** BEGIN WORKING DATA **
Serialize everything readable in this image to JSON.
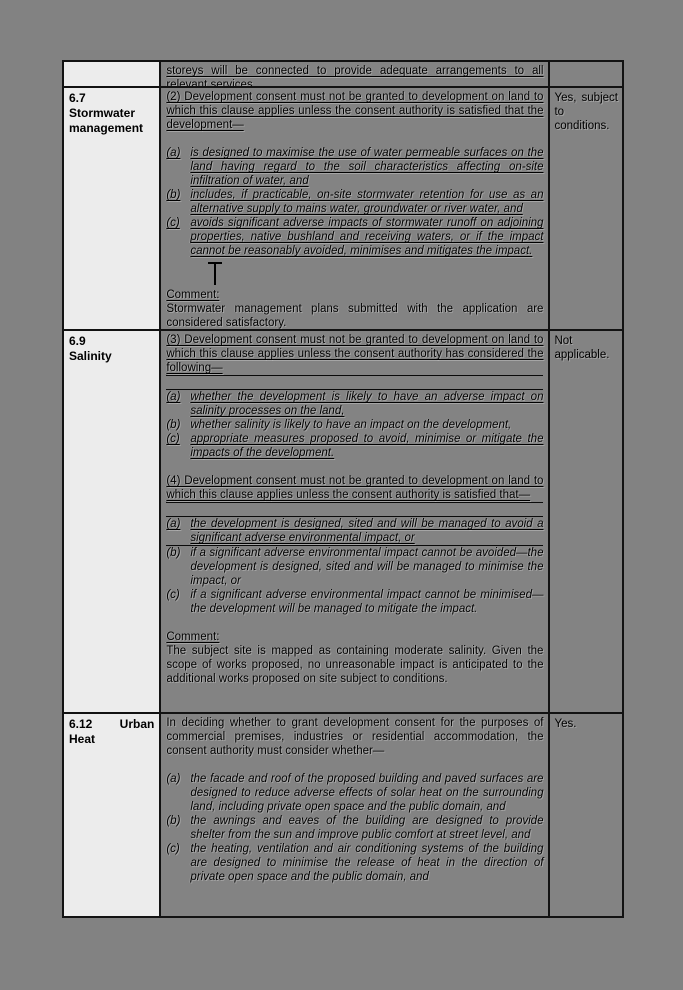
{
  "colors": {
    "page_background": "#828282",
    "clause_cell_background": "#ececec",
    "border": "#121212",
    "text": "#000000"
  },
  "table": {
    "rows": [
      {
        "clause_lines": [],
        "status": "",
        "paragraphs": [
          {
            "text": "storeys will be connected to provide adequate arrangements to all relevant services.",
            "cls": "u"
          }
        ]
      },
      {
        "clause_lines": [
          [
            "6.7"
          ],
          [
            "Stormwater"
          ],
          [
            "management"
          ]
        ],
        "status": "Yes, subject to conditions.",
        "paragraphs": [
          {
            "text": "(2) Development consent must not be granted to development on land to which this clause applies unless the consent authority is satisfied that the development—",
            "cls": "u"
          },
          {
            "text": "",
            "cls": "blank"
          },
          {
            "label": "(a)",
            "text": "is designed to maximise the use of water permeable surfaces on the land having regard to the soil characteristics affecting on-site infiltration of water, and",
            "cls": "item it u"
          },
          {
            "label": "(b)",
            "text": "includes, if practicable, on-site stormwater retention for use as an alternative supply to mains water, groundwater or river water, and",
            "cls": "item it u"
          },
          {
            "label": "(c)",
            "text": "avoids significant adverse impacts of stormwater runoff on adjoining properties, native bushland and receiving waters, or if the impact cannot be reasonably avoided, minimises and mitigates the impact.",
            "cls": "item it u"
          },
          {
            "text": "",
            "cls": "markline",
            "mark": true
          },
          {
            "text": "Comment:",
            "cls": "u"
          },
          {
            "text": "Stormwater management plans submitted with the application are considered satisfactory.",
            "cls": ""
          }
        ]
      },
      {
        "clause_lines": [
          [
            "6.9"
          ],
          [
            "Salinity"
          ]
        ],
        "status": "Not applicable.",
        "paragraphs": [
          {
            "text": "(3) Development consent must not be granted to development on land to which this clause applies unless the consent authority has considered the following—",
            "cls": "u fl"
          },
          {
            "text": "",
            "cls": "blank fl"
          },
          {
            "label": "(a)",
            "text": "whether the development is likely to have an adverse impact on salinity processes on the land,",
            "cls": "item it u"
          },
          {
            "label": "(b)",
            "text": "whether salinity is likely to have an impact on the development,",
            "cls": "item it"
          },
          {
            "label": "(c)",
            "text": "appropriate measures proposed to avoid, minimise or mitigate the impacts of the development.",
            "cls": "item it u"
          },
          {
            "text": "",
            "cls": "blank"
          },
          {
            "text": "(4) Development consent must not be granted to development on land to which this clause applies unless the consent authority is satisfied that—",
            "cls": "u fl"
          },
          {
            "text": "",
            "cls": "blank fl"
          },
          {
            "label": "(a)",
            "text": "the development is designed, sited and will be managed to avoid a significant adverse environmental impact, or",
            "cls": "item it u fl"
          },
          {
            "label": "(b)",
            "text": "if a significant adverse environmental impact cannot be avoided—the development is designed, sited and will be managed to minimise the impact, or",
            "cls": "item it"
          },
          {
            "label": "(c)",
            "text": "if a significant adverse environmental impact cannot be minimised—the development will be managed to mitigate the impact.",
            "cls": "item it"
          },
          {
            "text": "",
            "cls": "blank"
          },
          {
            "text": "Comment:",
            "cls": "u"
          },
          {
            "text": "The subject site is mapped as containing moderate salinity. Given the scope of works proposed, no unreasonable impact is anticipated to the additional works proposed on site subject to conditions.",
            "cls": ""
          }
        ]
      },
      {
        "clause_lines": [
          [
            "6.12",
            "Urban"
          ],
          [
            "Heat"
          ]
        ],
        "status": "Yes.",
        "paragraphs": [
          {
            "text": "In deciding whether to grant development consent for the purposes of commercial premises, industries or residential accommodation, the consent authority must consider whether—",
            "cls": ""
          },
          {
            "text": "",
            "cls": "blank"
          },
          {
            "label": "(a)",
            "text": "the facade and roof of the proposed building and paved surfaces are designed to reduce adverse effects of solar heat on the surrounding land, including private open space and the public domain, and",
            "cls": "item it"
          },
          {
            "label": "(b)",
            "text": "the awnings and eaves of the building are designed to provide shelter from the sun and improve public comfort at street level, and",
            "cls": "item it"
          },
          {
            "label": "(c)",
            "text": "the heating, ventilation and air conditioning systems of the building are designed to minimise the release of heat in the direction of private open space and the public domain, and",
            "cls": "item it"
          }
        ]
      }
    ]
  }
}
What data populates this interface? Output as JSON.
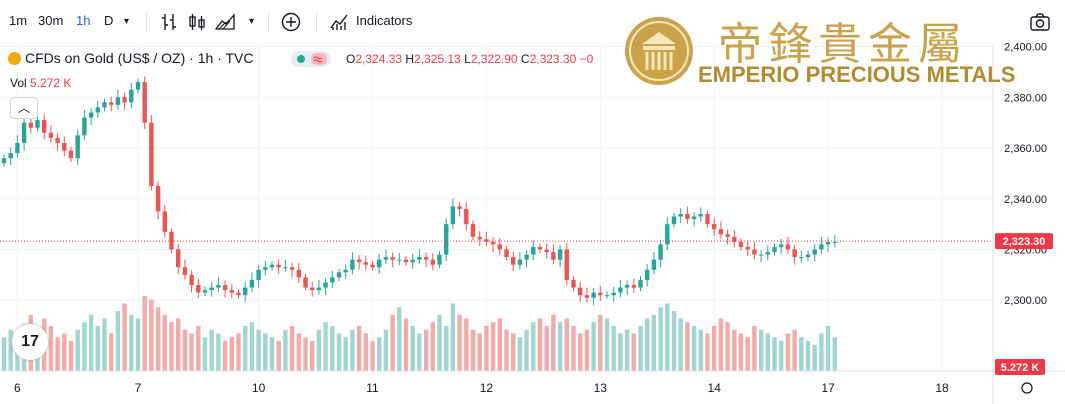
{
  "toolbar": {
    "intervals": [
      "1m",
      "30m",
      "1h",
      "D"
    ],
    "active_interval": "1h",
    "indicators_label": "Indicators"
  },
  "legend": {
    "symbol": "CFDs on Gold (US$ / OZ) · 1h · TVC",
    "o_label": "O",
    "o": "2,324.33",
    "h_label": "H",
    "h": "2,325.13",
    "l_label": "L",
    "l": "2,322.90",
    "c_label": "C",
    "c": "2,323.30",
    "change": "−0",
    "vol_label": "Vol",
    "vol_value": "5.272 K"
  },
  "watermark": {
    "chinese": "帝鋒貴金屬",
    "english": "EMPERIO PRECIOUS METALS"
  },
  "tv_logo_text": "17",
  "colors": {
    "up": "#26a69a",
    "down": "#ef5350",
    "vol_up": "#9fd6cf",
    "vol_down": "#f4aaa8",
    "price_label_bg": "#f23645",
    "gold": "#c9a24a"
  },
  "chart_data": {
    "type": "candlestick",
    "ylim": [
      2293,
      2401
    ],
    "y_ticks": [
      2300,
      2320,
      2340,
      2360,
      2380,
      2400
    ],
    "y_tick_labels": [
      "2,300.00",
      "2,320.00",
      "2,340.00",
      "2,360.00",
      "2,380.00",
      "2,400.00"
    ],
    "x_ticks": [
      {
        "label": "6",
        "index": 2
      },
      {
        "label": "7",
        "index": 20
      },
      {
        "label": "10",
        "index": 38
      },
      {
        "label": "11",
        "index": 55
      },
      {
        "label": "12",
        "index": 72
      },
      {
        "label": "13",
        "index": 89
      },
      {
        "label": "14",
        "index": 106
      },
      {
        "label": "17",
        "index": 123
      },
      {
        "label": "18",
        "index": 140
      }
    ],
    "last_price": 2323.3,
    "last_price_label": "2,323.30",
    "last_volume_label": "5.272 K",
    "closes": [
      2356,
      2358,
      2362,
      2370,
      2368,
      2371,
      2366,
      2364,
      2362,
      2359,
      2356,
      2365,
      2372,
      2374,
      2376,
      2378,
      2377,
      2380,
      2378,
      2383,
      2386,
      2370,
      2345,
      2335,
      2327,
      2320,
      2313,
      2310,
      2306,
      2303,
      2304,
      2305,
      2306,
      2304,
      2303,
      2302,
      2305,
      2308,
      2312,
      2313,
      2314,
      2313,
      2313,
      2312,
      2309,
      2305,
      2304,
      2305,
      2307,
      2309,
      2311,
      2312,
      2316,
      2315,
      2314,
      2313,
      2316,
      2317,
      2316,
      2316,
      2315,
      2316,
      2317,
      2316,
      2314,
      2318,
      2330,
      2337,
      2336,
      2330,
      2325,
      2324,
      2323,
      2322,
      2320,
      2317,
      2314,
      2316,
      2318,
      2321,
      2320,
      2319,
      2316,
      2320,
      2308,
      2305,
      2302,
      2301,
      2303,
      2302,
      2302,
      2303,
      2305,
      2306,
      2305,
      2308,
      2312,
      2316,
      2322,
      2330,
      2333,
      2334,
      2332,
      2333,
      2334,
      2330,
      2328,
      2326,
      2325,
      2323,
      2321,
      2320,
      2318,
      2318,
      2319,
      2321,
      2322,
      2320,
      2317,
      2317,
      2318,
      2320,
      2322,
      2323,
      2323
    ],
    "volumes": [
      18,
      22,
      15,
      25,
      30,
      20,
      28,
      24,
      18,
      20,
      16,
      22,
      26,
      30,
      24,
      28,
      20,
      32,
      36,
      30,
      28,
      40,
      38,
      34,
      30,
      26,
      28,
      22,
      20,
      24,
      18,
      22,
      20,
      16,
      18,
      20,
      24,
      26,
      22,
      20,
      18,
      16,
      22,
      24,
      20,
      18,
      16,
      22,
      26,
      24,
      20,
      18,
      22,
      24,
      20,
      16,
      18,
      22,
      30,
      34,
      28,
      24,
      20,
      22,
      26,
      30,
      24,
      36,
      30,
      28,
      22,
      20,
      24,
      26,
      28,
      22,
      20,
      18,
      22,
      26,
      28,
      24,
      30,
      26,
      28,
      24,
      20,
      22,
      26,
      30,
      28,
      24,
      20,
      22,
      20,
      24,
      28,
      30,
      34,
      36,
      32,
      28,
      26,
      24,
      22,
      20,
      24,
      28,
      26,
      22,
      20,
      18,
      24,
      22,
      20,
      18,
      16,
      20,
      22,
      18,
      16,
      14,
      20,
      24,
      18
    ]
  }
}
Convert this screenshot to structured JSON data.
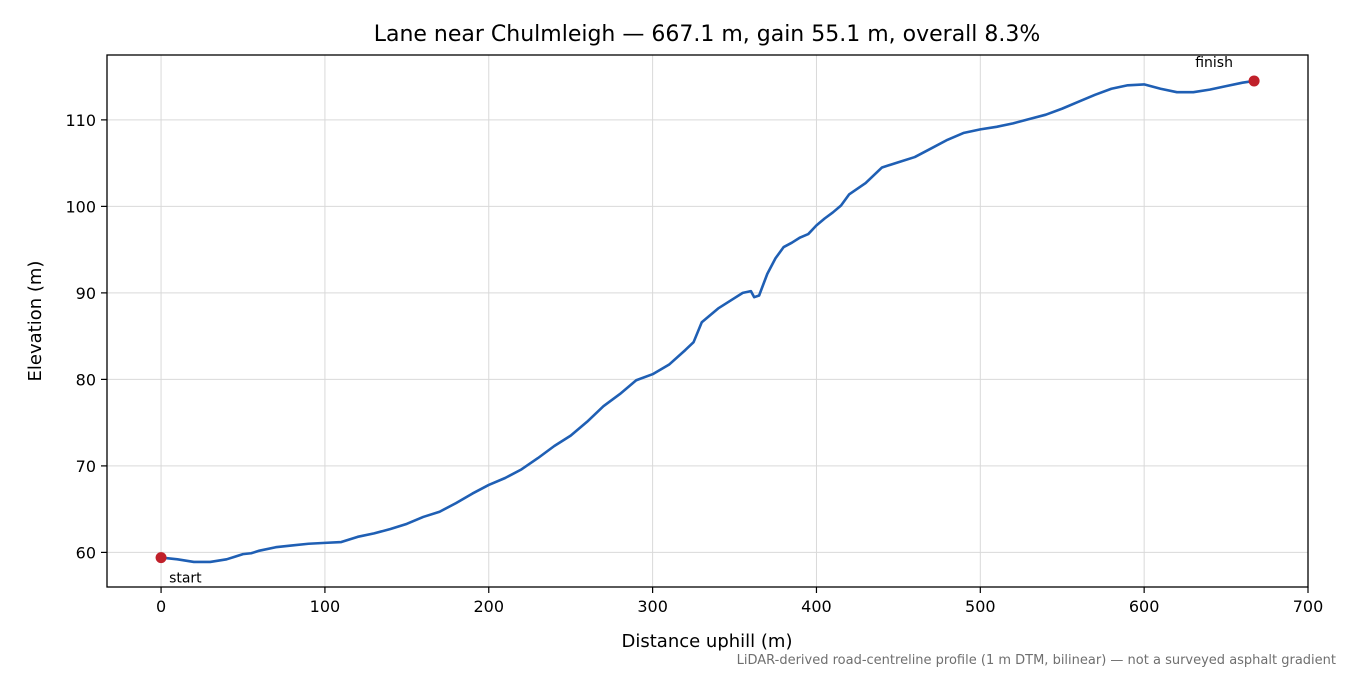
{
  "chart_data": {
    "type": "line",
    "title": "Lane near Chulmleigh — 667.1 m, gain 55.1 m, overall 8.3%",
    "xlabel": "Distance uphill (m)",
    "ylabel": "Elevation (m)",
    "footnote": "LiDAR-derived road-centreline profile (1 m DTM, bilinear) — not a surveyed asphalt gradient",
    "xlim": [
      -33,
      700
    ],
    "ylim": [
      56,
      117.5
    ],
    "xticks": [
      0,
      100,
      200,
      300,
      400,
      500,
      600,
      700
    ],
    "yticks": [
      60,
      70,
      80,
      90,
      100,
      110
    ],
    "grid": true,
    "line_color": "#1f5fb4",
    "marker_color": "#c0202a",
    "series": [
      {
        "x": [
          0,
          10,
          20,
          30,
          40,
          45,
          50,
          55,
          60,
          70,
          80,
          90,
          100,
          110,
          120,
          130,
          140,
          150,
          160,
          170,
          180,
          190,
          200,
          210,
          220,
          230,
          240,
          250,
          260,
          270,
          280,
          290,
          300,
          310,
          320,
          325,
          330,
          340,
          350,
          355,
          360,
          362,
          365,
          370,
          375,
          380,
          385,
          390,
          395,
          400,
          405,
          410,
          415,
          420,
          430,
          440,
          450,
          460,
          470,
          480,
          490,
          500,
          510,
          520,
          530,
          540,
          550,
          560,
          570,
          580,
          590,
          600,
          610,
          620,
          630,
          640,
          650,
          660,
          667.1
        ],
        "y": [
          59.4,
          59.2,
          58.9,
          58.9,
          59.2,
          59.5,
          59.8,
          59.9,
          60.2,
          60.6,
          60.8,
          61.0,
          61.1,
          61.2,
          61.8,
          62.2,
          62.7,
          63.3,
          64.1,
          64.7,
          65.7,
          66.8,
          67.8,
          68.6,
          69.6,
          70.9,
          72.3,
          73.5,
          75.1,
          76.9,
          78.3,
          79.9,
          80.6,
          81.7,
          83.4,
          84.3,
          86.6,
          88.2,
          89.4,
          90.0,
          90.2,
          89.5,
          89.7,
          92.2,
          94.0,
          95.3,
          95.8,
          96.4,
          96.8,
          97.8,
          98.6,
          99.3,
          100.1,
          101.4,
          102.7,
          104.5,
          105.1,
          105.7,
          106.7,
          107.7,
          108.5,
          108.9,
          109.2,
          109.6,
          110.1,
          110.6,
          111.3,
          112.1,
          112.9,
          113.6,
          114.0,
          114.1,
          113.6,
          113.2,
          113.2,
          113.5,
          113.9,
          114.3,
          114.5
        ]
      }
    ],
    "annotations": [
      {
        "label": "start",
        "x": 0,
        "y": 59.4
      },
      {
        "label": "finish",
        "x": 667.1,
        "y": 114.5
      }
    ]
  }
}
** END WORKING DATA **
Scan the material above. Copy each line where "public" occurs.

            "text": "the facade and roof of the proposed building and paved surfaces are designed to reduce adverse effects of solar heat on the surrounding land, including private open space and the public domain, and",
            "text": "the awnings and eaves of the building are designed to provide shelter from the sun and improve public comfort at street level, and",
            "text": "the heating, ventilation and air conditioning systems of the building are designed to minimise the release of heat in the direction of private open space and the public domain, and",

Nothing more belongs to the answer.